## start PASSAGE SHOWN

Modern African Art : A Basic Reading ListEastern Africa
Tanzania -- Makonde Sculpture
Art Makonde: tradition et modernité. [Paris]: Ministère des affaires etrangères, Secretariat d'état aux relations culturelles internationales, Association française d'action artistique; Ministère de la coopération et du développement, . 209pp. illus. (pt. color), bibliog. Text in French and Portuguese. NB1097.6.M6A78 1989 AFA. OCLC 20964411.
Makonde sculpture, old and modern, represents an artistic tradition which evolved in response to the historical and economic forces affecting the Makonde people throughout the twentieth century, especially after the 1930s. It is a story which unfolds in reverse chronology from the contemporary internationally known modern Makonde sculpture to its historical and cultural antecedents about which less has been written or is known. This exhibition in Paris embraces all aspects of the Makonde story. Of the six individual essays, one deals specifically with modern Makonde sculpture: that by Elisabeth Grohs, "Art Makonde contemporain = Arte Makonde contemporânea," (pp. 144-157). Grohs avers that the evolution of what we recognize as modern Makonde sculpture dates to the 1930s when the first exhibition was held at Centro Cultural dos Novos in Mozambique. However, it was in Tanzania, where many Mozambique Makonde had emigrated in search for work, that interest in their sculpture as a commodity arose. The Indian merchant Peera was instrumental in encouraging this development. Using the hard wood mpingo (Dalbergia Melanoxylon), Manguli Istiwawo, Pajume Allale, Roberto Jacobs, and others carved in what has become known as the "tree of life" or ujamaa style. The "shetani" style originated with Samaki, but was quickly imitated and soon became a popular and successful commodity in the markets of Dar es Salaam and Nairobi. Following independence in Mozambique in 1975, official recoginition on the part of the government has further encouraged this modern tradition of sculpture.

## end PASSAGE SHOWN
## start DATA ENTRIES

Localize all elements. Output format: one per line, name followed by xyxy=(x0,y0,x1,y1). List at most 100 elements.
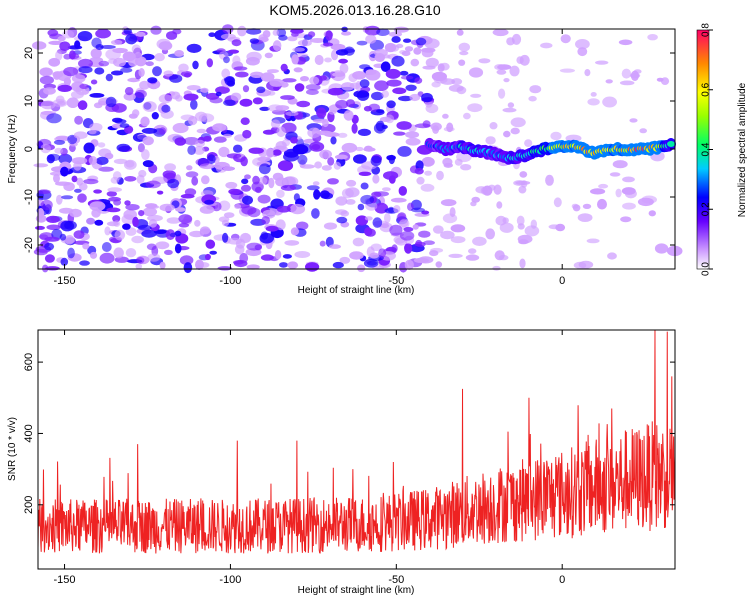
spectrogram-cell xyxy=(345,187,360,198)
spectrogram-cell xyxy=(95,28,111,39)
spectrogram-cell xyxy=(215,91,222,97)
spectrogram-cell xyxy=(364,216,373,221)
spectrogram-cell xyxy=(264,52,273,59)
spectrogram-cell xyxy=(183,262,193,274)
spectrogram-cell xyxy=(400,75,414,80)
spectrogram-cell xyxy=(429,250,439,257)
spectrogram-cell xyxy=(285,111,299,117)
spectrogram-cell xyxy=(142,101,157,112)
spectrogram-cell xyxy=(276,189,285,198)
spectrogram-cell xyxy=(189,230,205,238)
spectrogram-cell xyxy=(346,179,357,187)
spectrogram-cell xyxy=(257,194,271,204)
spectrogram-cell xyxy=(123,28,132,35)
spectrogram-cell xyxy=(650,151,665,162)
spectrogram-cell xyxy=(442,157,453,167)
spectrogram-cell xyxy=(57,35,66,42)
spectrogram-cell xyxy=(69,208,82,218)
spectrogram-cell xyxy=(287,261,299,269)
spectrogram-cell xyxy=(495,215,507,226)
spectrogram-cell xyxy=(359,79,370,88)
spectrogram-cell xyxy=(380,61,391,72)
spectrogram-cell xyxy=(142,207,158,217)
spectrogram-cell xyxy=(364,145,373,152)
spectrogram-cell xyxy=(67,247,75,259)
spectrogram-cell xyxy=(222,232,229,243)
spectrogram-cell xyxy=(140,116,150,127)
spectrogram-cell xyxy=(293,67,303,73)
spectrogram-cell xyxy=(507,102,515,108)
spectrogram-cell xyxy=(292,144,309,155)
spectrogram-cell xyxy=(292,47,305,52)
spectrogram-cell xyxy=(222,133,232,138)
spectrogram-cell xyxy=(358,171,372,176)
spectrogram-cell xyxy=(120,67,133,73)
spectrogram-cell xyxy=(57,84,72,92)
spectrogram-cell xyxy=(237,25,247,37)
colorbar-tick-label: 0.8 xyxy=(701,23,712,37)
spectrogram-cell xyxy=(146,243,157,251)
spectrogram-cell xyxy=(478,58,491,64)
spectrogram-cell xyxy=(275,177,287,187)
spectrogram-cell xyxy=(305,84,321,91)
spectrogram-cell xyxy=(180,193,195,199)
spectrogram-cell xyxy=(306,89,319,95)
spectrogram-cell xyxy=(33,163,49,168)
spectrogram-cell xyxy=(560,34,571,44)
spectrogram-cell xyxy=(258,176,268,185)
spectrogram-cell xyxy=(166,217,181,224)
spectrogram-cell xyxy=(222,166,235,171)
spectrogram-cell xyxy=(637,197,654,207)
spectrogram-cell xyxy=(223,212,235,219)
spectrogram-cell xyxy=(280,95,295,100)
spectrogram-cell xyxy=(63,53,72,60)
spectrogram-cell xyxy=(335,99,349,109)
spectrogram-cell xyxy=(609,172,621,177)
spectrogram-cell xyxy=(159,261,166,270)
spectrogram-cell xyxy=(186,165,193,171)
spectrogram-cell xyxy=(94,67,105,75)
spectrogram-cell xyxy=(267,90,276,96)
spectrogram-cell xyxy=(195,158,210,166)
spectrogram-cell xyxy=(413,47,422,55)
spectrogram-cell xyxy=(472,236,487,246)
spectrogram-cell xyxy=(639,128,647,134)
spectrogram-cell xyxy=(96,156,109,165)
spectrogram-cell xyxy=(77,193,87,203)
y-tick-label: 400 xyxy=(23,424,35,442)
spectrogram-cell xyxy=(147,253,161,262)
spectrogram-cell xyxy=(375,120,385,132)
spectrogram-cell xyxy=(268,177,275,189)
spectrogram-cell xyxy=(510,117,526,128)
spectrogram-cell xyxy=(287,36,298,42)
y-tick-label: 200 xyxy=(23,496,35,514)
spectrogram-cell xyxy=(404,259,414,270)
spectrogram-cell xyxy=(307,127,321,139)
spectrogram-cell xyxy=(390,197,407,203)
spectrogram-cell xyxy=(141,149,150,161)
spectrogram-cell xyxy=(322,42,334,47)
spectrogram-cell xyxy=(435,261,443,268)
spectrogram-cell xyxy=(178,214,193,224)
spectrogram-cell xyxy=(374,80,389,91)
spectrogram-cell xyxy=(135,31,146,37)
spectrogram-cell xyxy=(319,149,332,159)
spectrogram-cell xyxy=(418,256,434,264)
spectrogram-cell xyxy=(572,204,581,212)
spectrogram-cell xyxy=(356,40,368,46)
spectrogram-cell xyxy=(178,222,190,228)
spectrogram-cell xyxy=(389,224,403,236)
spectrogram-cell xyxy=(349,251,364,260)
spectrogram-cell xyxy=(105,73,113,82)
spectrogram-cell xyxy=(86,217,96,225)
spectrogram-cell xyxy=(328,109,337,115)
spectrogram-cell xyxy=(199,205,215,214)
spectrogram-cell xyxy=(290,227,299,236)
spectrogram-cell xyxy=(420,183,435,192)
spectrogram-cell xyxy=(333,161,342,170)
spectrogram-cell xyxy=(246,264,260,270)
spectrogram-cell xyxy=(203,135,212,142)
spectrogram-cell xyxy=(241,178,249,185)
spectrogram-cell xyxy=(648,210,656,217)
spectrogram-cell xyxy=(321,165,332,171)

## end DATA ENTRIES

**EXERCISE INSTRUCTIONS**:
1 > Above is the reading-list entry on Makonde sculpture. Name every person it mentions by name.
2 > In the reading-list entry on Makonde sculpture, rewrite the stretch from "Modern African Art" through "AFA. OCLC 20964411.", putting "Maconde" in place of "Makonde" wherever it occurs.

**THE RESULTS**:
1 > Elisabeth Grohs, Peera, Manguli Istiwawo, Pajume Allale, Roberto Jacobs, Samaki

2 >
Modern African Art : A Basic Reading ListEastern Africa
Tanzania -- Maconde Sculpture
Art Maconde: tradition et modernité. [Paris]: Ministère des affaires etrangères, Secretariat d'état aux relations culturelles internationales, Association française d'action artistique; Ministère de la coopération et du développement, . 209pp. illus. (pt. color), bibliog. Text in French and Portuguese. NB1097.6.M6A78 1989 AFA. OCLC 20964411.